Data listing
----

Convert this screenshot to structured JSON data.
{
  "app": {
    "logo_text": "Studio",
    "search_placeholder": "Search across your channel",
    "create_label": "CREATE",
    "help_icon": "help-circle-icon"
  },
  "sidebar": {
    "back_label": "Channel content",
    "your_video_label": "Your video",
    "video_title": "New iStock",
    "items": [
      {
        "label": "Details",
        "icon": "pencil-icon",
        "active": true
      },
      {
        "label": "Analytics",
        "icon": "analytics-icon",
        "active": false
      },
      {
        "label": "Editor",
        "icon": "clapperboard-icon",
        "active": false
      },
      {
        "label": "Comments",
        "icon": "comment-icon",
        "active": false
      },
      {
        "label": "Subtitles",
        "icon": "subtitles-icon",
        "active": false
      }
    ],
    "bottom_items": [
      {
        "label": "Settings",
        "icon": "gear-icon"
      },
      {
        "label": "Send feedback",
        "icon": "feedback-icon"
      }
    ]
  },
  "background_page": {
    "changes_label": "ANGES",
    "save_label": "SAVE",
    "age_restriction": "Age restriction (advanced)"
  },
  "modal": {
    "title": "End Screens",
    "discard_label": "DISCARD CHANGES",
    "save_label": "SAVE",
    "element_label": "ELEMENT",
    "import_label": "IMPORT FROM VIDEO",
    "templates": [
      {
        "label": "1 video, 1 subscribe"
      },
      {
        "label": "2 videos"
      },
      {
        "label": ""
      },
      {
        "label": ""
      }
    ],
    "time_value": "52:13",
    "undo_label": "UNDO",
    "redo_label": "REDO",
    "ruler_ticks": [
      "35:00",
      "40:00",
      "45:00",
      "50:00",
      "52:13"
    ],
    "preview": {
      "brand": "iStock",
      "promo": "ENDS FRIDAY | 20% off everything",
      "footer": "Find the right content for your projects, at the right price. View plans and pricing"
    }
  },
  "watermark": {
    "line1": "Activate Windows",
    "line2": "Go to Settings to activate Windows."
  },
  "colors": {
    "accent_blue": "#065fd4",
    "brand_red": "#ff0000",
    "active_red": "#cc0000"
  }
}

----

Every record above should be output exactly.

● **Task answer**:
Convert this screenshot to structured JSON data.
{
  "app": {
    "logo_text": "Studio",
    "search_placeholder": "Search across your channel",
    "create_label": "CREATE",
    "help_icon": "help-circle-icon"
  },
  "sidebar": {
    "back_label": "Channel content",
    "your_video_label": "Your video",
    "video_title": "New iStock",
    "items": [
      {
        "label": "Details",
        "icon": "pencil-icon",
        "active": true
      },
      {
        "label": "Analytics",
        "icon": "analytics-icon",
        "active": false
      },
      {
        "label": "Editor",
        "icon": "clapperboard-icon",
        "active": false
      },
      {
        "label": "Comments",
        "icon": "comment-icon",
        "active": false
      },
      {
        "label": "Subtitles",
        "icon": "subtitles-icon",
        "active": false
      }
    ],
    "bottom_items": [
      {
        "label": "Settings",
        "icon": "gear-icon"
      },
      {
        "label": "Send feedback",
        "icon": "feedback-icon"
      }
    ]
  },
  "background_page": {
    "changes_label": "ANGES",
    "save_label": "SAVE",
    "age_restriction": "Age restriction (advanced)"
  },
  "modal": {
    "title": "End Screens",
    "discard_label": "DISCARD CHANGES",
    "save_label": "SAVE",
    "element_label": "ELEMENT",
    "import_label": "IMPORT FROM VIDEO",
    "templates": [
      {
        "label": "1 video, 1 subscribe"
      },
      {
        "label": "2 videos"
      },
      {
        "label": ""
      },
      {
        "label": ""
      }
    ],
    "time_value": "52:13",
    "undo_label": "UNDO",
    "redo_label": "REDO",
    "ruler_ticks": [
      "35:00",
      "40:00",
      "45:00",
      "50:00",
      "52:13"
    ],
    "preview": {
      "brand": "iStock",
      "promo": "ENDS FRIDAY | 20% off everything",
      "footer": "Find the right content for your projects, at the right price. View plans and pricing"
    }
  },
  "watermark": {
    "line1": "Activate Windows",
    "line2": "Go to Settings to activate Windows."
  },
  "colors": {
    "accent_blue": "#065fd4",
    "brand_red": "#ff0000",
    "active_red": "#cc0000"
  }
}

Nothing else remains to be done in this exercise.